Your task
List each line of the data that holds the string "плотности", please.

Material for the task
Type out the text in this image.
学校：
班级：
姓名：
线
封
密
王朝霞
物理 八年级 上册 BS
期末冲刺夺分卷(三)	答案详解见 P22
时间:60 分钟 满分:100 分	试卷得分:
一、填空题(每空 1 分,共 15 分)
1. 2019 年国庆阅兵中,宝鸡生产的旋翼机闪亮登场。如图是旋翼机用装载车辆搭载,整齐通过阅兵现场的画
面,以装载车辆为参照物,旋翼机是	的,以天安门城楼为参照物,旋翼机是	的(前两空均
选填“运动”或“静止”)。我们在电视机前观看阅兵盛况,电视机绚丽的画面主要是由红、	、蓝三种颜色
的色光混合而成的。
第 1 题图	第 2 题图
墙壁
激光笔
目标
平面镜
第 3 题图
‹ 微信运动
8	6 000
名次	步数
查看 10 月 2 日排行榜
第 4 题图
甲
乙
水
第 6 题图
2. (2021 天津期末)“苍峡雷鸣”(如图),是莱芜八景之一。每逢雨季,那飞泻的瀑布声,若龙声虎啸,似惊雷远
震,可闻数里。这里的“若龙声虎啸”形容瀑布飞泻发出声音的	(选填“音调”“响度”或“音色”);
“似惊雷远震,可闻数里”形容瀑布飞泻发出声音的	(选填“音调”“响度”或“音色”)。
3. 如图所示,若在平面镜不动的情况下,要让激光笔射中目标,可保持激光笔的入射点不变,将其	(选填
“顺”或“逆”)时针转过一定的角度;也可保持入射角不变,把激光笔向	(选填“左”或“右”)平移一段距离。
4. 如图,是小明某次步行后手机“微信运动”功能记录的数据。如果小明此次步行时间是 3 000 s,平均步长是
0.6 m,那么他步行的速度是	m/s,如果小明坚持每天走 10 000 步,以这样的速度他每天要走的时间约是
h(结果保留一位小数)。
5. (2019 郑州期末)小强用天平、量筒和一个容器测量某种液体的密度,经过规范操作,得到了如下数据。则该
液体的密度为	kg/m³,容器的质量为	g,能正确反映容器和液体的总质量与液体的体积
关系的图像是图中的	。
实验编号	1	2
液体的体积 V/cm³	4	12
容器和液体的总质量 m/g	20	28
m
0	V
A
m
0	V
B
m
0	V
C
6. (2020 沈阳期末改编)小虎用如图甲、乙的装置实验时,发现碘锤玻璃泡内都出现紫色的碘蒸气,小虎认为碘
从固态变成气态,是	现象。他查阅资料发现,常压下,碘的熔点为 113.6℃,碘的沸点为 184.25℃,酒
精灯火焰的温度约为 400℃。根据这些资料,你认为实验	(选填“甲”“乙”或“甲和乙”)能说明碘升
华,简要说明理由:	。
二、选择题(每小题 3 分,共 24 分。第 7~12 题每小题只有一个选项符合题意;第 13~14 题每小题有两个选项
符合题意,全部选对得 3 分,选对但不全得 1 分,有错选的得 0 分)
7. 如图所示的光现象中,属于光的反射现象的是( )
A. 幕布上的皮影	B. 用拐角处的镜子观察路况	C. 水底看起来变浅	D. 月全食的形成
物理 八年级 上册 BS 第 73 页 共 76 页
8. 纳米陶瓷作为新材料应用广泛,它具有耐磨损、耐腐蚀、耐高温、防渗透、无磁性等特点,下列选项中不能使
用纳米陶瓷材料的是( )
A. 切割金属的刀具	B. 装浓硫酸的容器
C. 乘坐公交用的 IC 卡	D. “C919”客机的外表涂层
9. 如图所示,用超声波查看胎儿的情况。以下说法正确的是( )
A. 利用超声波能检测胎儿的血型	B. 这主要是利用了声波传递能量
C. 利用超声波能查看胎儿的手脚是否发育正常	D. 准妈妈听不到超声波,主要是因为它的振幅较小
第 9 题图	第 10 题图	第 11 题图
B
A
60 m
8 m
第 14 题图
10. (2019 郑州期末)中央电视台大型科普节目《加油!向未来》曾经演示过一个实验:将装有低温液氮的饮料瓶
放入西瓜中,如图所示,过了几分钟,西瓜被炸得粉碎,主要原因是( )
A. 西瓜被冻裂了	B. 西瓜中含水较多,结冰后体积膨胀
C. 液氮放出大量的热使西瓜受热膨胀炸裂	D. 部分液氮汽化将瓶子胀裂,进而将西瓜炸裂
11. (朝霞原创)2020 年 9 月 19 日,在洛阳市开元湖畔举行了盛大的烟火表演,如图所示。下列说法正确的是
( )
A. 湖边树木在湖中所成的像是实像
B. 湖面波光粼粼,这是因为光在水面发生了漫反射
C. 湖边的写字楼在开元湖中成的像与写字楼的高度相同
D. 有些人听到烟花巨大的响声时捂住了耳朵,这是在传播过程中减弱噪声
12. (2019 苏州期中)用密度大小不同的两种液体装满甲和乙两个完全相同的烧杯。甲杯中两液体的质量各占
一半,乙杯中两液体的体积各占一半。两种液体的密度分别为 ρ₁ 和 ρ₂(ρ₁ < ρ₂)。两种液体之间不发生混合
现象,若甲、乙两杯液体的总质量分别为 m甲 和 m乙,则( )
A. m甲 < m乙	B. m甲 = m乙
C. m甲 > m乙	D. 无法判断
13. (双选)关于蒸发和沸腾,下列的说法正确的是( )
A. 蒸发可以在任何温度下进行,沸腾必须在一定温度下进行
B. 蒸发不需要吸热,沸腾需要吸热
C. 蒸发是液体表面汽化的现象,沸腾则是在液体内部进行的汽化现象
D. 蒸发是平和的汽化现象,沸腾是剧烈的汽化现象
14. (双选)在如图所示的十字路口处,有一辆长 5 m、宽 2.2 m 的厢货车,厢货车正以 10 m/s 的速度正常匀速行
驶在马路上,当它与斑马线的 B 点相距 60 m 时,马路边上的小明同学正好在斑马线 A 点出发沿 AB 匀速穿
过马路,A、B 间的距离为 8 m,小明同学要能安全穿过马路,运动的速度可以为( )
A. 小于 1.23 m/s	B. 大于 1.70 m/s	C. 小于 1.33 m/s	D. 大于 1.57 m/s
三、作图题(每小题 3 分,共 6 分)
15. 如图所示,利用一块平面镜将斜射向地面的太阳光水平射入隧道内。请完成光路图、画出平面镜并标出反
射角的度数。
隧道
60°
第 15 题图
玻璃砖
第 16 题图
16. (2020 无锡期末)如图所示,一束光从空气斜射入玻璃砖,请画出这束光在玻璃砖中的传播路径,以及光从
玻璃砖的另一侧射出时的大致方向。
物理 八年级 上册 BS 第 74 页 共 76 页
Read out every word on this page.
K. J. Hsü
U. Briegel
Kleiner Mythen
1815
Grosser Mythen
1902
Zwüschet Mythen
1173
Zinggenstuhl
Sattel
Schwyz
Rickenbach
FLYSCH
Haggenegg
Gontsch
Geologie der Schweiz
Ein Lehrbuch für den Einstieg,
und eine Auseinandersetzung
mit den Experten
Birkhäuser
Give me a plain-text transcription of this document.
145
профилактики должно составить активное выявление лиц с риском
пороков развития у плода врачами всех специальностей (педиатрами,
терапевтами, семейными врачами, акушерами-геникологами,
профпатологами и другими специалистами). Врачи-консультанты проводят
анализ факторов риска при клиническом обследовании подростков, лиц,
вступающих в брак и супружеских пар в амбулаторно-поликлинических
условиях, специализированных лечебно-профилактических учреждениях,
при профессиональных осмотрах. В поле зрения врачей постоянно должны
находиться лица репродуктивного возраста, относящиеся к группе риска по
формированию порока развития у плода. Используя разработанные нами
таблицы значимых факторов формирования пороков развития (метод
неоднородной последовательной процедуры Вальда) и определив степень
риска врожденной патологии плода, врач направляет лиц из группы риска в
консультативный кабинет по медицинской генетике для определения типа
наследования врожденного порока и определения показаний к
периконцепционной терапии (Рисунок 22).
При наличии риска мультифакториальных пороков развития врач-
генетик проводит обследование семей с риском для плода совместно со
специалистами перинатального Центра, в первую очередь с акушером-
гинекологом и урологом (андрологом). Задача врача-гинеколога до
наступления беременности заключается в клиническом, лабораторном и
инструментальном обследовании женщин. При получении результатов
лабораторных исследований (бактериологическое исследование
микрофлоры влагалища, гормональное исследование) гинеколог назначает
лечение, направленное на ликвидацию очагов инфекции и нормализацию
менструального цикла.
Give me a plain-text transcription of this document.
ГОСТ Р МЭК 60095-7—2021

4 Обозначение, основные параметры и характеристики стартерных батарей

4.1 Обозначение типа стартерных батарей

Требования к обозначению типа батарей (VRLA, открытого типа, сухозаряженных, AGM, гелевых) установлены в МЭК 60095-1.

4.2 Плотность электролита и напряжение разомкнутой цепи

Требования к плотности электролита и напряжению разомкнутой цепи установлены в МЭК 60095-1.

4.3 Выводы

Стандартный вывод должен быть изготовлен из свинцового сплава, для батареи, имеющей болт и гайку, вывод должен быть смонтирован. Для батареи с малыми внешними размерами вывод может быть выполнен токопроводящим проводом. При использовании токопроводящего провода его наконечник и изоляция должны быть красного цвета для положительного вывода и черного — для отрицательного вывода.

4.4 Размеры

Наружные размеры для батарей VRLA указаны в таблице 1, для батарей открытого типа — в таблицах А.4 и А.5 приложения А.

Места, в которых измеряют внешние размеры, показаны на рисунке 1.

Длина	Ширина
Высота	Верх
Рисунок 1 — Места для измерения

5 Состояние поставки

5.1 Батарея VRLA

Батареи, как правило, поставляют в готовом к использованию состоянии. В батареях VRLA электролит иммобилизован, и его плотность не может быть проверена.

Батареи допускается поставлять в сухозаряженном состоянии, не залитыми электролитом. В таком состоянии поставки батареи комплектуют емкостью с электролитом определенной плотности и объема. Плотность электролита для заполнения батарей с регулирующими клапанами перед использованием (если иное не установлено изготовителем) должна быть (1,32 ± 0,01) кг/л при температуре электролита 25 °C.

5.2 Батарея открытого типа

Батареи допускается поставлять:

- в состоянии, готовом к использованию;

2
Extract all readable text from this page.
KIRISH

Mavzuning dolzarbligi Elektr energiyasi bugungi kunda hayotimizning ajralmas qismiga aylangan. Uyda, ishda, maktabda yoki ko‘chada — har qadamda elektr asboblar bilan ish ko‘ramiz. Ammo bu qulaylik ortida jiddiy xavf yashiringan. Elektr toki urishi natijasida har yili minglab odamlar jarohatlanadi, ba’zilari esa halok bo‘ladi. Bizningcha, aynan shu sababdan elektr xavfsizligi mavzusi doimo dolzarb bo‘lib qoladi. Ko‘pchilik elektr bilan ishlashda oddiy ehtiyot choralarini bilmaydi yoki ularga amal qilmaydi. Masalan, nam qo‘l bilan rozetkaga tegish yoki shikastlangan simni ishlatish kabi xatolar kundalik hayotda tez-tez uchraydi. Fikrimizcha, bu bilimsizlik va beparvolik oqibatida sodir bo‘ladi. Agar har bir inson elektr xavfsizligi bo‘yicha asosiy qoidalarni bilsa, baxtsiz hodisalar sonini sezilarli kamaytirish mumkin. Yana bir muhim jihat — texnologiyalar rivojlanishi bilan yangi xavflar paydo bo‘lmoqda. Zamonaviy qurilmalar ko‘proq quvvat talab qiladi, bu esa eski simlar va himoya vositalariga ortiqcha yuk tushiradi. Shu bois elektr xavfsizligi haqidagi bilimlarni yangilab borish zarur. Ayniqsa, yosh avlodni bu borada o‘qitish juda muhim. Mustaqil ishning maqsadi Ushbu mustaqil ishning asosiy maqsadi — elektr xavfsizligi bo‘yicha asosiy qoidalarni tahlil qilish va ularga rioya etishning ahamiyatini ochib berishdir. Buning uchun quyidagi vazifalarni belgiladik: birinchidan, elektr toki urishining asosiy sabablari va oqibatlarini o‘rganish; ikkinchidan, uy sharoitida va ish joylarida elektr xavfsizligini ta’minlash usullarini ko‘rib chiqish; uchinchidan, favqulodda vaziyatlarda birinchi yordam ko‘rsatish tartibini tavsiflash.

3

Result
Требования к плотности электролита и напряжению разомкнутой цепи установлены в МЭК 60095-1.
Батареи допускается поставлять в сухозаряженном состоянии, не залитыми электролитом. В таком состоянии поставки батареи комплектуют емкостью с электролитом определенной плотности и объема. Плотность электролита для заполнения батарей с регулирующими клапанами перед использованием (если иное не установлено изготовителем) должна быть (1,32 ± 0,01) кг/л при температуре электролита 25 °C.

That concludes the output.